** Stated problem **
Word for word, repeat the entries, minus the pictures.

** Given data **
........

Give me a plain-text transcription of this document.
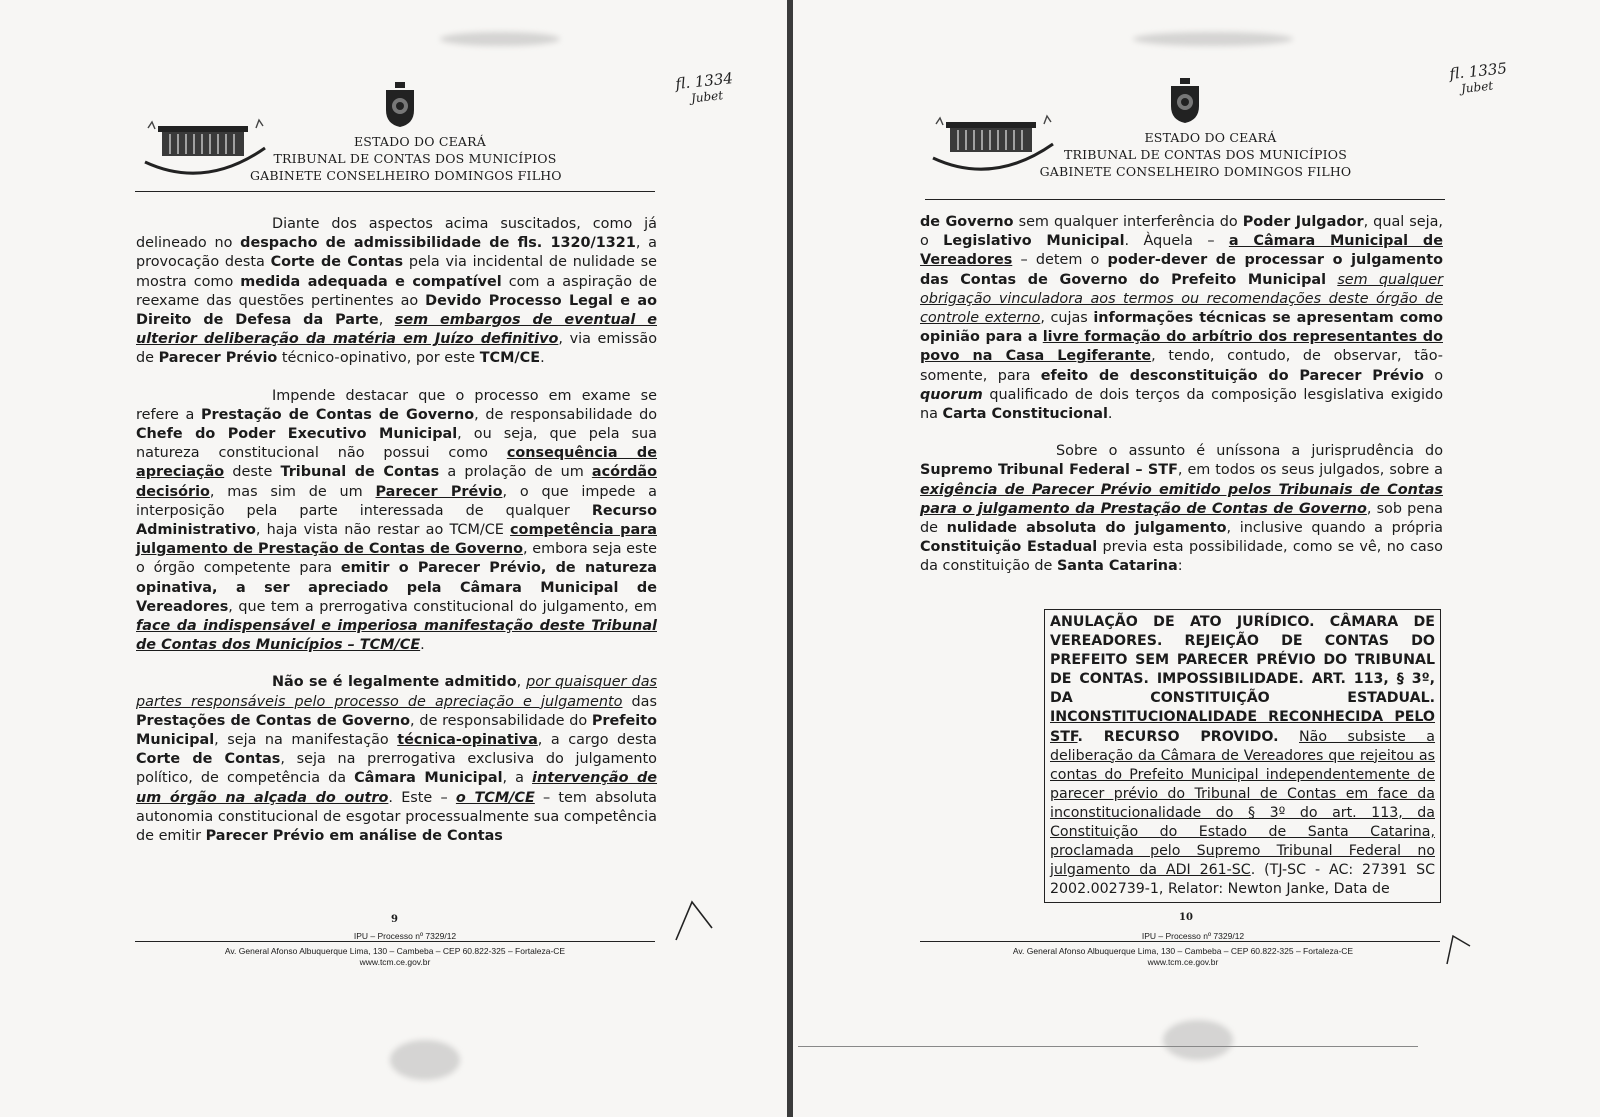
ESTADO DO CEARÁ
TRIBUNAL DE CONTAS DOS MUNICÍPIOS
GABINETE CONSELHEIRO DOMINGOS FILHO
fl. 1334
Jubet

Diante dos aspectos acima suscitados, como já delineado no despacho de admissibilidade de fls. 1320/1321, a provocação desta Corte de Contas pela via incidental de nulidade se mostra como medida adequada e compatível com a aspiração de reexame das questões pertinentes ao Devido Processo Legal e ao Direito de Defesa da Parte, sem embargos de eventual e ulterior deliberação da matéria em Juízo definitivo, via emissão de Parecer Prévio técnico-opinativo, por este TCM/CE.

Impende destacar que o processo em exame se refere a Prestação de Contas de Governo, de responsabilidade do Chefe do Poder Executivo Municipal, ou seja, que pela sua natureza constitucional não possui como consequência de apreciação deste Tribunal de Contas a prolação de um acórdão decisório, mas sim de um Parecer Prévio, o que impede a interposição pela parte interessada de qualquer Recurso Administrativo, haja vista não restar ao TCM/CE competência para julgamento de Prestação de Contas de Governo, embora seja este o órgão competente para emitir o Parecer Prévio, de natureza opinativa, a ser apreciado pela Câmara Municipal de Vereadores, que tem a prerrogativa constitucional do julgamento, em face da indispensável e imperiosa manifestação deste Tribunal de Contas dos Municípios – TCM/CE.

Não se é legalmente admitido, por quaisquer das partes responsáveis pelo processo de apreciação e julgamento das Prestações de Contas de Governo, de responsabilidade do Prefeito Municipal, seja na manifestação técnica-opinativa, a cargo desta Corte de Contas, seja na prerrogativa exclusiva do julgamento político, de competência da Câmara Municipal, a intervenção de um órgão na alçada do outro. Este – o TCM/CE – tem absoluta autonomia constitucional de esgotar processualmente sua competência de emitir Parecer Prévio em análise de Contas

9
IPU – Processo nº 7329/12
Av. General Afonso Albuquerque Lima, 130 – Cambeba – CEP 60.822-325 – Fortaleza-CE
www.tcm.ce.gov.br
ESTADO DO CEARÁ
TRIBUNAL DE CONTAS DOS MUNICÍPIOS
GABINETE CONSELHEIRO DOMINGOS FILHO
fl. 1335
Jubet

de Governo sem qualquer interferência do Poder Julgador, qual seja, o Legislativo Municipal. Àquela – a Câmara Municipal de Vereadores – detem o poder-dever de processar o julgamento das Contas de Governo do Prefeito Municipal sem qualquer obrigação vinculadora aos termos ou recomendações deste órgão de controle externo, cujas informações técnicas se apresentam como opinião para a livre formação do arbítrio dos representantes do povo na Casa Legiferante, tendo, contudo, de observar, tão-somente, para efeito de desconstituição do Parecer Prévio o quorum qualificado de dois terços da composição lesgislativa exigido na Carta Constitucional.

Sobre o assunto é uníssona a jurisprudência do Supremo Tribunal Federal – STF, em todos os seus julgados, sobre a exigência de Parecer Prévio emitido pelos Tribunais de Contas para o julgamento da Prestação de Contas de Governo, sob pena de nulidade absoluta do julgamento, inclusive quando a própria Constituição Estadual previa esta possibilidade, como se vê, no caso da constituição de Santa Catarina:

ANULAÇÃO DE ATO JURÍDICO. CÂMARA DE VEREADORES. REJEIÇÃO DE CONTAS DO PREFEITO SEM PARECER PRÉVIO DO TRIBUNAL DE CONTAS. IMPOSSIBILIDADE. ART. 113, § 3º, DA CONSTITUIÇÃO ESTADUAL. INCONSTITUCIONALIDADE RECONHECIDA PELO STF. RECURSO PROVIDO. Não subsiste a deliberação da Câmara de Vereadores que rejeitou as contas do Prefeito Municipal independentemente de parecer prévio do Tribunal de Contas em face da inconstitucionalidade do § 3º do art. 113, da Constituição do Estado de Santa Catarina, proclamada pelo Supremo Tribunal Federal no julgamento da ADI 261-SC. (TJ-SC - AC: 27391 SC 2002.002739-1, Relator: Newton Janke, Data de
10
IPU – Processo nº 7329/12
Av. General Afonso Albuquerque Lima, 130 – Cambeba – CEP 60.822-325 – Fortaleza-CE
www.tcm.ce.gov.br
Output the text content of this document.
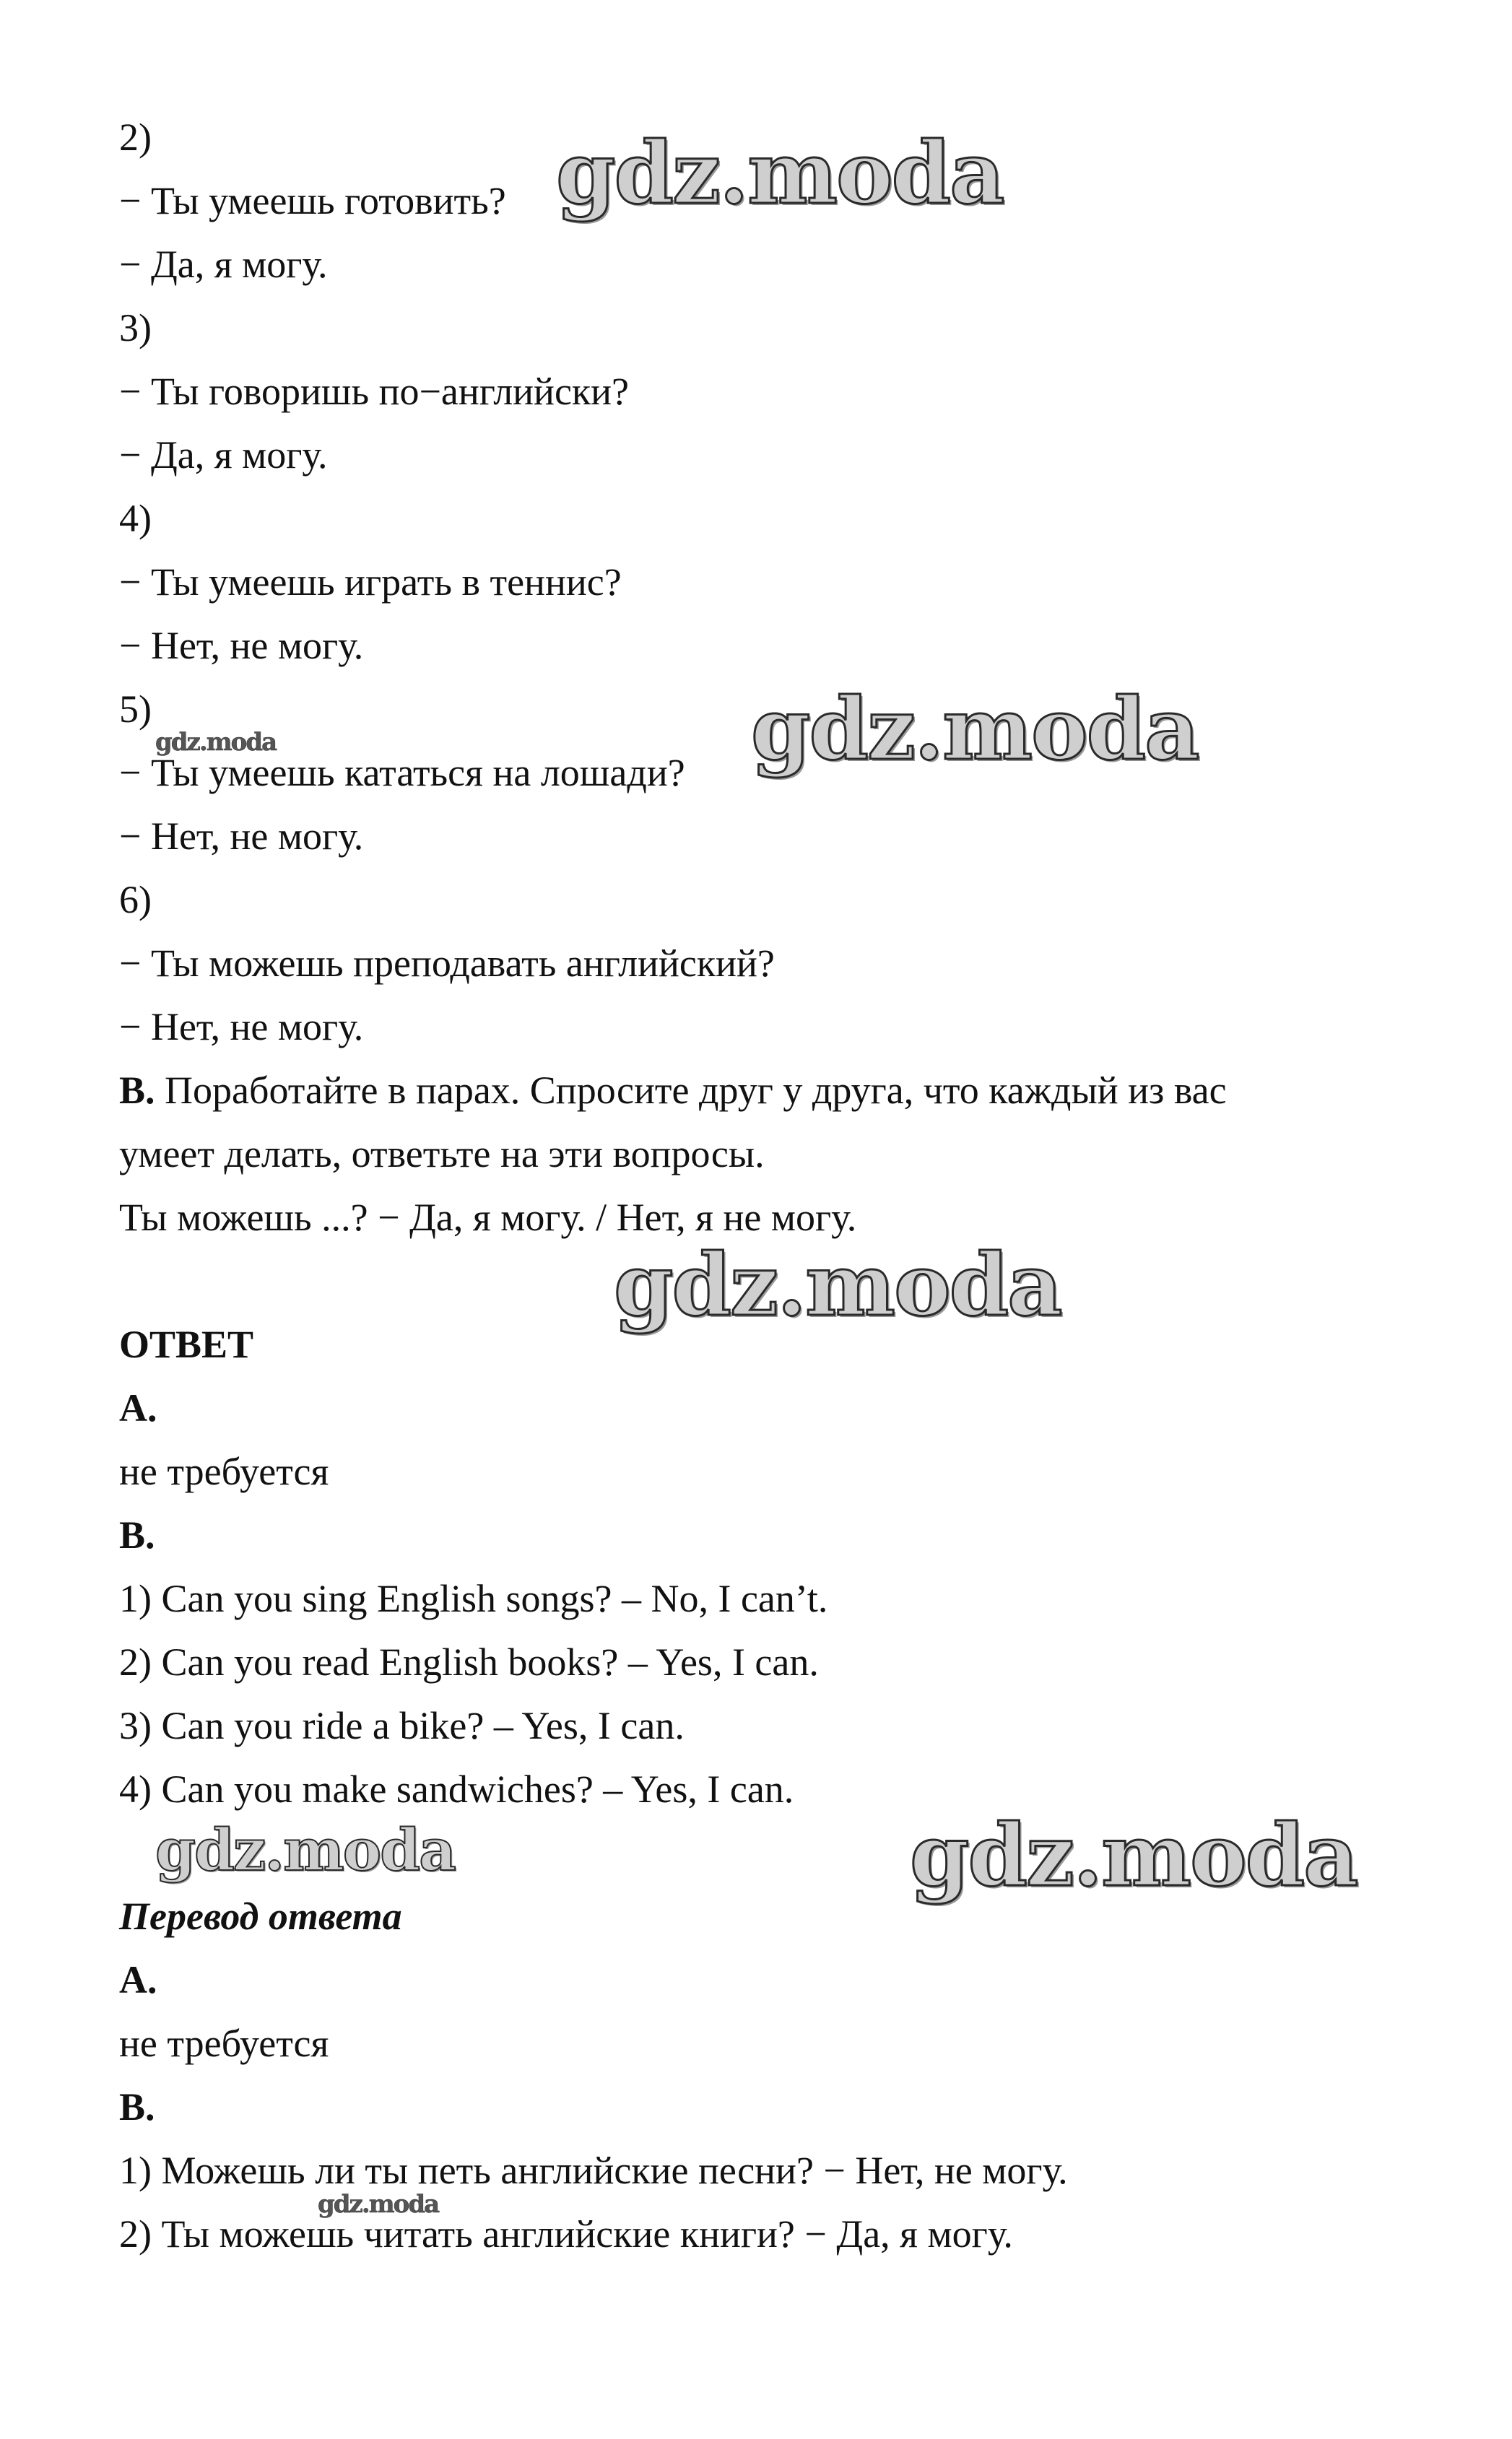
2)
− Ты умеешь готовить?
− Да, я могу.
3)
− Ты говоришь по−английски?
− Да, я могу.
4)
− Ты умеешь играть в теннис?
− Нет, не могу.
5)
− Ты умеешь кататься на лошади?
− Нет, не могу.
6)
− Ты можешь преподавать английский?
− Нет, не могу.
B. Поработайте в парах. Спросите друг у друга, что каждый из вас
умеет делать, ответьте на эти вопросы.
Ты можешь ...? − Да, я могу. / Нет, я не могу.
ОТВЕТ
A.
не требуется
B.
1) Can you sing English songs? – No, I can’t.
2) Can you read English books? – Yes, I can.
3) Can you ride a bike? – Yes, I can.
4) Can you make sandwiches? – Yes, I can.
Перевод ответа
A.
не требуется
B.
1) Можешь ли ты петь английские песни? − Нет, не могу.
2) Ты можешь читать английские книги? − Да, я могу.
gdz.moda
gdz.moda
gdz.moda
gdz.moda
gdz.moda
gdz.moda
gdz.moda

........

** Answer to this problem **
Give me a plain-text transcription of this document.
ESTADO DO CEARÁ
TRIBUNAL DE CONTAS DOS MUNICÍPIOS
GABINETE CONSELHEIRO DOMINGOS FILHO
fl. 1334
Jubet

Diante dos aspectos acima suscitados, como já delineado no despacho de admissibilidade de fls. 1320/1321, a provocação desta Corte de Contas pela via incidental de nulidade se mostra como medida adequada e compatível com a aspiração de reexame das questões pertinentes ao Devido Processo Legal e ao Direito de Defesa da Parte, sem embargos de eventual e ulterior deliberação da matéria em Juízo definitivo, via emissão de Parecer Prévio técnico-opinativo, por este TCM/CE.

Impende destacar que o processo em exame se refere a Prestação de Contas de Governo, de responsabilidade do Chefe do Poder Executivo Municipal, ou seja, que pela sua natureza constitucional não possui como consequência de apreciação deste Tribunal de Contas a prolação de um acórdão decisório, mas sim de um Parecer Prévio, o que impede a interposição pela parte interessada de qualquer Recurso Administrativo, haja vista não restar ao TCM/CE competência para julgamento de Prestação de Contas de Governo, embora seja este o órgão competente para emitir o Parecer Prévio, de natureza opinativa, a ser apreciado pela Câmara Municipal de Vereadores, que tem a prerrogativa constitucional do julgamento, em face da indispensável e imperiosa manifestação deste Tribunal de Contas dos Municípios – TCM/CE.

Não se é legalmente admitido, por quaisquer das partes responsáveis pelo processo de apreciação e julgamento das Prestações de Contas de Governo, de responsabilidade do Prefeito Municipal, seja na manifestação técnica-opinativa, a cargo desta Corte de Contas, seja na prerrogativa exclusiva do julgamento político, de competência da Câmara Municipal, a intervenção de um órgão na alçada do outro. Este – o TCM/CE – tem absoluta autonomia constitucional de esgotar processualmente sua competência de emitir Parecer Prévio em análise de Contas

9
IPU – Processo nº 7329/12
Av. General Afonso Albuquerque Lima, 130 – Cambeba – CEP 60.822-325 – Fortaleza-CE
www.tcm.ce.gov.br
ESTADO DO CEARÁ
TRIBUNAL DE CONTAS DOS MUNICÍPIOS
GABINETE CONSELHEIRO DOMINGOS FILHO
fl. 1335
Jubet

de Governo sem qualquer interferência do Poder Julgador, qual seja, o Legislativo Municipal. Àquela – a Câmara Municipal de Vereadores – detem o poder-dever de processar o julgamento das Contas de Governo do Prefeito Municipal sem qualquer obrigação vinculadora aos termos ou recomendações deste órgão de controle externo, cujas informações técnicas se apresentam como opinião para a livre formação do arbítrio dos representantes do povo na Casa Legiferante, tendo, contudo, de observar, tão-somente, para efeito de desconstituição do Parecer Prévio o quorum qualificado de dois terços da composição lesgislativa exigido na Carta Constitucional.

Sobre o assunto é uníssona a jurisprudência do Supremo Tribunal Federal – STF, em todos os seus julgados, sobre a exigência de Parecer Prévio emitido pelos Tribunais de Contas para o julgamento da Prestação de Contas de Governo, sob pena de nulidade absoluta do julgamento, inclusive quando a própria Constituição Estadual previa esta possibilidade, como se vê, no caso da constituição de Santa Catarina:

ANULAÇÃO DE ATO JURÍDICO. CÂMARA DE VEREADORES. REJEIÇÃO DE CONTAS DO PREFEITO SEM PARECER PRÉVIO DO TRIBUNAL DE CONTAS. IMPOSSIBILIDADE. ART. 113, § 3º, DA CONSTITUIÇÃO ESTADUAL. INCONSTITUCIONALIDADE RECONHECIDA PELO STF. RECURSO PROVIDO. Não subsiste a deliberação da Câmara de Vereadores que rejeitou as contas do Prefeito Municipal independentemente de parecer prévio do Tribunal de Contas em face da inconstitucionalidade do § 3º do art. 113, da Constituição do Estado de Santa Catarina, proclamada pelo Supremo Tribunal Federal no julgamento da ADI 261-SC. (TJ-SC - AC: 27391 SC 2002.002739-1, Relator: Newton Janke, Data de
10
IPU – Processo nº 7329/12
Av. General Afonso Albuquerque Lima, 130 – Cambeba – CEP 60.822-325 – Fortaleza-CE
www.tcm.ce.gov.br
Output the text content of this document.
2)
− Ты умеешь готовить?
− Да, я могу.
3)
− Ты говоришь по−английски?
− Да, я могу.
4)
− Ты умеешь играть в теннис?
− Нет, не могу.
5)
− Ты умеешь кататься на лошади?
− Нет, не могу.
6)
− Ты можешь преподавать английский?
− Нет, не могу.
B. Поработайте в парах. Спросите друг у друга, что каждый из вас
умеет делать, ответьте на эти вопросы.
Ты можешь ...? − Да, я могу. / Нет, я не могу.
ОТВЕТ
A.
не требуется
B.
1) Can you sing English songs? – No, I can’t.
2) Can you read English books? – Yes, I can.
3) Can you ride a bike? – Yes, I can.
4) Can you make sandwiches? – Yes, I can.
Перевод ответа
A.
не требуется
B.
1) Можешь ли ты петь английские песни? − Нет, не могу.
2) Ты можешь читать английские книги? − Да, я могу.
gdz.moda
gdz.moda
gdz.moda
gdz.moda
gdz.moda
gdz.moda
gdz.moda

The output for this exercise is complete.